====== DATASET CONTENT ======

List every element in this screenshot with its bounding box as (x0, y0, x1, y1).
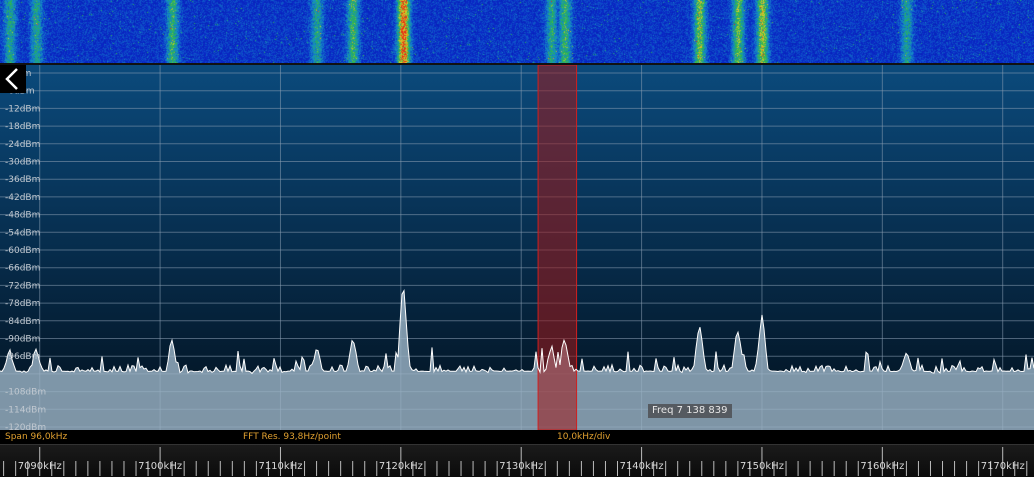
db-axis-label: -96dBm (5, 352, 40, 362)
back-button[interactable] (0, 65, 26, 93)
span-label: Span 96,0kHz (5, 432, 68, 442)
db-axis-label: -48dBm (5, 211, 40, 221)
frequency-label: 7150kHz (740, 461, 784, 472)
db-axis-label: -72dBm (5, 281, 40, 291)
chevron-left-icon (5, 68, 18, 90)
db-axis-label: -108dBm (5, 388, 46, 398)
db-axis-label: -54dBm (5, 228, 40, 238)
db-axis-label: -24dBm (5, 140, 40, 150)
db-axis-label: -60dBm (5, 246, 40, 256)
db-axis-label: -42dBm (5, 193, 40, 203)
frequency-label: 7090kHz (18, 461, 62, 472)
db-axis-label: -36dBm (5, 175, 40, 185)
frequency-label: 7130kHz (499, 461, 543, 472)
spectrum-display[interactable]: 0dBm-6dBm-12dBm-18dBm-24dBm-30dBm-36dBm-… (0, 65, 1034, 430)
db-axis-label: -18dBm (5, 122, 40, 132)
info-bar: Span 96,0kHz FFT Res. 93,8Hz/point 10,0k… (0, 430, 1034, 444)
frequency-axis[interactable]: 7090kHz 7100kHz 7110kHz 7120kHz 7130kHz 7140k… (0, 444, 1034, 477)
fft-resolution-label: FFT Res. 93,8Hz/point (243, 432, 341, 442)
frequency-label: 7120kHz (379, 461, 423, 472)
db-axis-label: -90dBm (5, 335, 40, 345)
frequency-label: 7160kHz (860, 461, 904, 472)
selected-channel-band[interactable] (537, 65, 578, 430)
frequency-tooltip: Freq 7 138 839 (648, 404, 732, 418)
frequency-label: 7110kHz (258, 461, 302, 472)
frequency-label: 7100kHz (138, 461, 182, 472)
db-axis-label: -12dBm (5, 104, 40, 114)
db-axis-label: -84dBm (5, 317, 40, 327)
db-axis-label: -30dBm (5, 158, 40, 168)
waterfall-display[interactable] (0, 0, 1034, 63)
db-axis-label: -120dBm (5, 423, 46, 430)
frequency-label: 7170kHz (981, 461, 1025, 472)
division-label: 10,0kHz/div (557, 432, 611, 442)
frequency-label: 7140kHz (620, 461, 664, 472)
db-axis-label: -66dBm (5, 264, 40, 274)
frequency-ticks: 7090kHz 7100kHz 7110kHz 7120kHz 7130kHz 7140k… (3, 447, 1028, 476)
db-axis-label: -114dBm (5, 405, 46, 415)
db-axis-label: -78dBm (5, 299, 40, 309)
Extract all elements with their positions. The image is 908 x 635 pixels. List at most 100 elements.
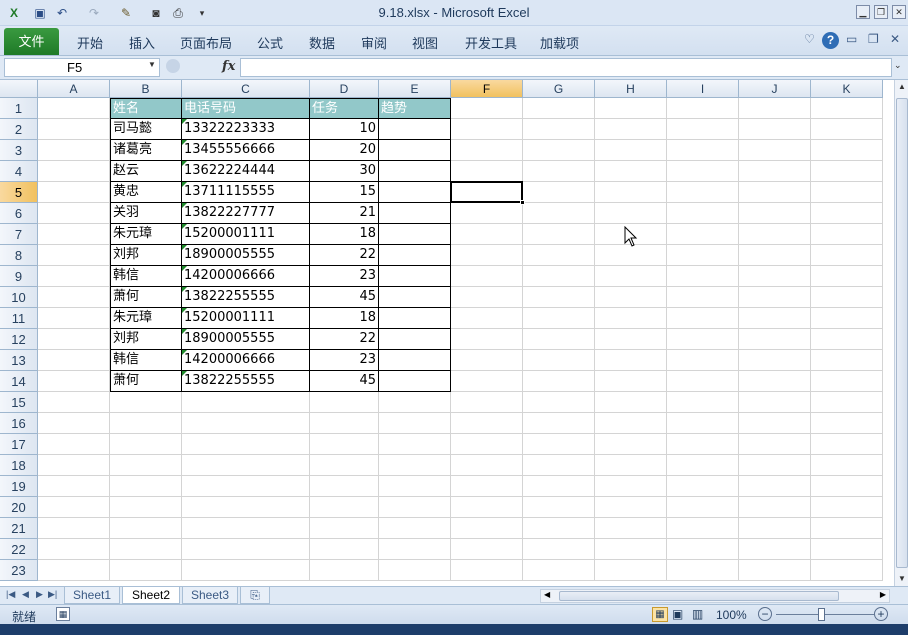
vertical-scroll-thumb[interactable]: [896, 98, 908, 568]
cell-j6[interactable]: [739, 203, 811, 224]
cell-g3[interactable]: [523, 140, 595, 161]
cell-k22[interactable]: [811, 539, 883, 560]
cell-i21[interactable]: [667, 518, 739, 539]
cell-a13[interactable]: [38, 350, 110, 371]
tab-insert[interactable]: 插入: [129, 33, 155, 52]
cell-e12[interactable]: [379, 329, 451, 350]
cell-e7[interactable]: [379, 224, 451, 245]
doc-close-icon[interactable]: ✕: [890, 32, 900, 46]
cell-k3[interactable]: [811, 140, 883, 161]
cell-g1[interactable]: [523, 98, 595, 119]
row-header-17[interactable]: 17: [0, 434, 38, 455]
cell-e10[interactable]: [379, 287, 451, 308]
column-header-g[interactable]: G: [523, 80, 595, 98]
next-sheet-icon[interactable]: ▶: [36, 589, 43, 600]
cell-c7[interactable]: 15200001111: [182, 224, 310, 245]
row-header-4[interactable]: 4: [0, 161, 38, 182]
cell-b15[interactable]: [110, 392, 182, 413]
cell-b8[interactable]: 刘邦: [110, 245, 182, 266]
cell-e22[interactable]: [379, 539, 451, 560]
cell-i17[interactable]: [667, 434, 739, 455]
cell-b4[interactable]: 赵云: [110, 161, 182, 182]
cell-i2[interactable]: [667, 119, 739, 140]
cell-j21[interactable]: [739, 518, 811, 539]
cell-d21[interactable]: [310, 518, 379, 539]
row-header-11[interactable]: 11: [0, 308, 38, 329]
scroll-down-icon[interactable]: ▼: [895, 572, 908, 586]
cell-k10[interactable]: [811, 287, 883, 308]
cell-h9[interactable]: [595, 266, 667, 287]
cell-f20[interactable]: [451, 497, 523, 518]
cell-f14[interactable]: [451, 371, 523, 392]
cell-e20[interactable]: [379, 497, 451, 518]
horizontal-scrollbar[interactable]: ◀ ▶: [540, 589, 890, 603]
normal-view-icon[interactable]: ▦: [652, 607, 668, 622]
cell-b10[interactable]: 萧何: [110, 287, 182, 308]
cell-i16[interactable]: [667, 413, 739, 434]
cell-i11[interactable]: [667, 308, 739, 329]
cell-g15[interactable]: [523, 392, 595, 413]
cell-i5[interactable]: [667, 182, 739, 203]
cell-j18[interactable]: [739, 455, 811, 476]
cell-k19[interactable]: [811, 476, 883, 497]
cell-f7[interactable]: [451, 224, 523, 245]
cell-c12[interactable]: 18900005555: [182, 329, 310, 350]
cell-e9[interactable]: [379, 266, 451, 287]
restore-button[interactable]: ❐: [874, 5, 888, 19]
cell-c23[interactable]: [182, 560, 310, 581]
cell-k12[interactable]: [811, 329, 883, 350]
cell-e18[interactable]: [379, 455, 451, 476]
cell-f18[interactable]: [451, 455, 523, 476]
cell-j14[interactable]: [739, 371, 811, 392]
cell-j11[interactable]: [739, 308, 811, 329]
tab-data[interactable]: 数据: [309, 33, 335, 52]
cell-d2[interactable]: 10: [310, 119, 379, 140]
cell-k7[interactable]: [811, 224, 883, 245]
cell-c14[interactable]: 13822255555: [182, 371, 310, 392]
cell-a19[interactable]: [38, 476, 110, 497]
scroll-left-icon[interactable]: ◀: [544, 590, 550, 599]
column-header-k[interactable]: K: [811, 80, 883, 98]
cell-c21[interactable]: [182, 518, 310, 539]
cell-j3[interactable]: [739, 140, 811, 161]
tab-view[interactable]: 视图: [412, 33, 438, 52]
cell-e3[interactable]: [379, 140, 451, 161]
cell-b5[interactable]: 黄忠: [110, 182, 182, 203]
tab-page-layout[interactable]: 页面布局: [180, 33, 232, 52]
cell-i3[interactable]: [667, 140, 739, 161]
cell-j12[interactable]: [739, 329, 811, 350]
row-header-23[interactable]: 23: [0, 560, 38, 581]
cell-d20[interactable]: [310, 497, 379, 518]
cell-h12[interactable]: [595, 329, 667, 350]
cell-g7[interactable]: [523, 224, 595, 245]
cell-k17[interactable]: [811, 434, 883, 455]
cell-c3[interactable]: 13455556666: [182, 140, 310, 161]
cell-d18[interactable]: [310, 455, 379, 476]
column-header-h[interactable]: H: [595, 80, 667, 98]
cell-h3[interactable]: [595, 140, 667, 161]
cell-k21[interactable]: [811, 518, 883, 539]
cell-f13[interactable]: [451, 350, 523, 371]
cell-c9[interactable]: 14200006666: [182, 266, 310, 287]
cell-c20[interactable]: [182, 497, 310, 518]
cell-b23[interactable]: [110, 560, 182, 581]
cell-b20[interactable]: [110, 497, 182, 518]
cell-h5[interactable]: [595, 182, 667, 203]
cell-b14[interactable]: 萧何: [110, 371, 182, 392]
cell-j8[interactable]: [739, 245, 811, 266]
cell-j1[interactable]: [739, 98, 811, 119]
cell-g4[interactable]: [523, 161, 595, 182]
row-header-18[interactable]: 18: [0, 455, 38, 476]
cell-k13[interactable]: [811, 350, 883, 371]
horizontal-scroll-thumb[interactable]: [559, 591, 839, 601]
cell-f9[interactable]: [451, 266, 523, 287]
cell-i14[interactable]: [667, 371, 739, 392]
cell-k16[interactable]: [811, 413, 883, 434]
row-header-5[interactable]: 5: [0, 182, 38, 203]
cell-a1[interactable]: [38, 98, 110, 119]
cell-h18[interactable]: [595, 455, 667, 476]
cell-i23[interactable]: [667, 560, 739, 581]
cell-g13[interactable]: [523, 350, 595, 371]
cell-h14[interactable]: [595, 371, 667, 392]
cell-a23[interactable]: [38, 560, 110, 581]
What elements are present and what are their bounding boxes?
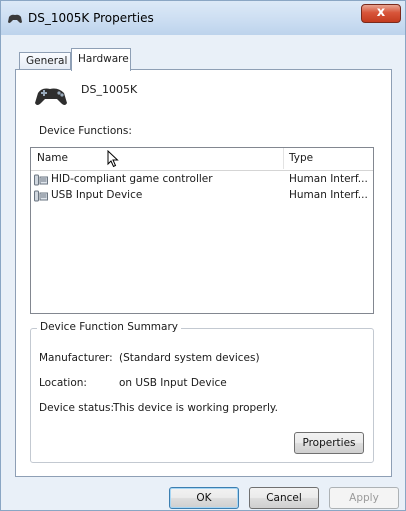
hid-device-icon bbox=[34, 190, 48, 202]
function-type: Human Interf... bbox=[289, 173, 368, 185]
hardware-tab-panel: DS_1005K Device Functions: Name Type HID… bbox=[15, 69, 392, 477]
window-title: DS_1005K Properties bbox=[28, 11, 154, 25]
ok-button[interactable]: OK bbox=[169, 487, 239, 509]
hid-device-icon bbox=[34, 174, 48, 186]
column-separator[interactable] bbox=[283, 148, 284, 169]
device-status-value: This device is working properly. bbox=[113, 402, 278, 414]
summary-title: Device Function Summary bbox=[37, 321, 181, 333]
function-name: HID-compliant game controller bbox=[51, 173, 213, 185]
properties-dialog: DS_1005K Properties x General Hardware D… bbox=[0, 0, 406, 511]
close-button[interactable]: x bbox=[361, 4, 401, 23]
device-functions-list[interactable]: Name Type HID-compliant game controller … bbox=[30, 147, 374, 314]
mouse-cursor-icon bbox=[107, 150, 119, 168]
tab-hardware[interactable]: Hardware bbox=[71, 48, 131, 71]
apply-button[interactable]: Apply bbox=[329, 487, 399, 509]
list-header: Name Type bbox=[31, 148, 373, 171]
title-bar[interactable]: DS_1005K Properties x bbox=[1, 1, 405, 35]
device-name: DS_1005K bbox=[81, 83, 138, 96]
manufacturer-value: (Standard system devices) bbox=[119, 352, 260, 364]
column-header-name[interactable]: Name bbox=[37, 152, 68, 164]
location-value: on USB Input Device bbox=[119, 377, 227, 389]
manufacturer-label: Manufacturer: bbox=[39, 352, 113, 364]
gamepad-icon bbox=[35, 88, 67, 105]
list-item[interactable]: HID-compliant game controller Human Inte… bbox=[31, 172, 373, 188]
device-function-summary: Device Function Summary Manufacturer: (S… bbox=[30, 321, 374, 463]
function-type: Human Interf... bbox=[289, 189, 368, 201]
gamepad-icon bbox=[8, 14, 22, 23]
column-header-type[interactable]: Type bbox=[289, 152, 313, 164]
cancel-button[interactable]: Cancel bbox=[249, 487, 319, 509]
device-functions-label: Device Functions: bbox=[39, 125, 132, 137]
function-name: USB Input Device bbox=[51, 189, 143, 201]
tab-general[interactable]: General bbox=[19, 52, 71, 70]
location-label: Location: bbox=[39, 377, 87, 389]
list-item[interactable]: USB Input Device Human Interf... bbox=[31, 188, 373, 204]
tab-strip: General Hardware bbox=[15, 46, 395, 71]
device-status-label: Device status: bbox=[39, 402, 115, 414]
properties-button[interactable]: Properties bbox=[294, 432, 364, 454]
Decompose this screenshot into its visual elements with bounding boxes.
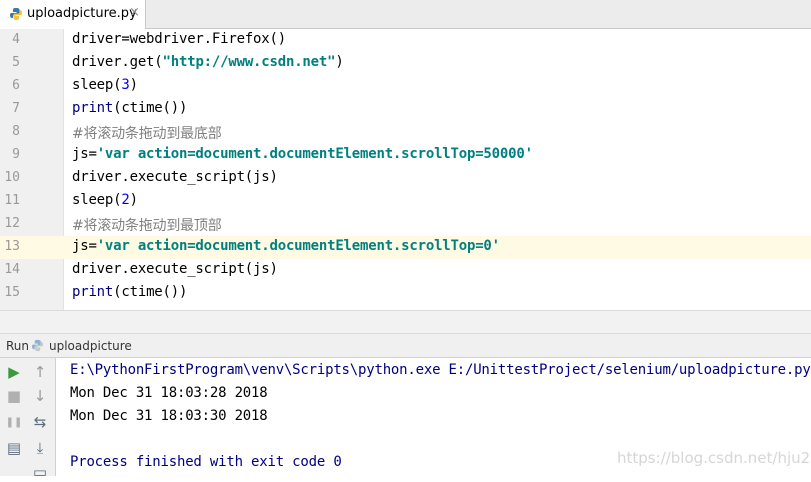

======

_SET EXERCISE_. Convert the material from the line containing "hid-device-icon bbox=[34, 190, 48, 202]" through the line containing "location-value: on USB", both included, into a JSON list of strings with one string per line, omitting any blank lines.

_WRITTEN SOLUTION_.
[
  "hid-device-icon bbox=[34, 190, 48, 202]",
  "function-type: Human Interf... bbox=[289, 173, 368, 185]",
  "hardware-tab-panel: DS_1005K Device Functions: Name Type HID… bbox=[15, 69, 392, 477]",
  "window-title: DS_1005K Properties bbox=[28, 11, 154, 25]",
  "ok-button[interactable]: OK bbox=[169, 487, 239, 509]",
  "hid-device-icon bbox=[34, 174, 48, 186]",
  "column-separator[interactable] bbox=[283, 148, 284, 169]",
  "device-status-value: This device is working properly. bbox=[113, 402, 278, 414]",
  "summary-title: Device Function Summary bbox=[37, 321, 181, 333]",
  "function-name: HID-compliant game controller bbox=[51, 173, 213, 185]",
  "properties-dialog: DS_1005K Properties x General Hardware D… bbox=[0, 0, 406, 511]",
  "close-button[interactable]: x bbox=[361, 4, 401, 23]",
  "device-functions-list[interactable]: Name Type HID-compliant game controller … bbox=[30, 147, 374, 314]",
  "mouse-cursor-icon bbox=[107, 150, 119, 168]",
  "tab-hardware[interactable]: Hardware bbox=[71, 48, 131, 71]",
  "apply-button[interactable]: Apply bbox=[329, 487, 399, 509]",
  "list-header: Name Type bbox=[31, 148, 373, 171]",
  "title-bar[interactable]: DS_1005K Properties x bbox=[1, 1, 405, 35]",
  "device-name: DS_1005K bbox=[81, 83, 138, 96]",
  "manufacturer-value: (Standard system devices) bbox=[119, 352, 260, 364]",
  "column-header-name[interactable]: Name bbox=[37, 152, 68, 164]",
  "location-value: on USB Input Device bbox=[119, 377, 227, 389]"
]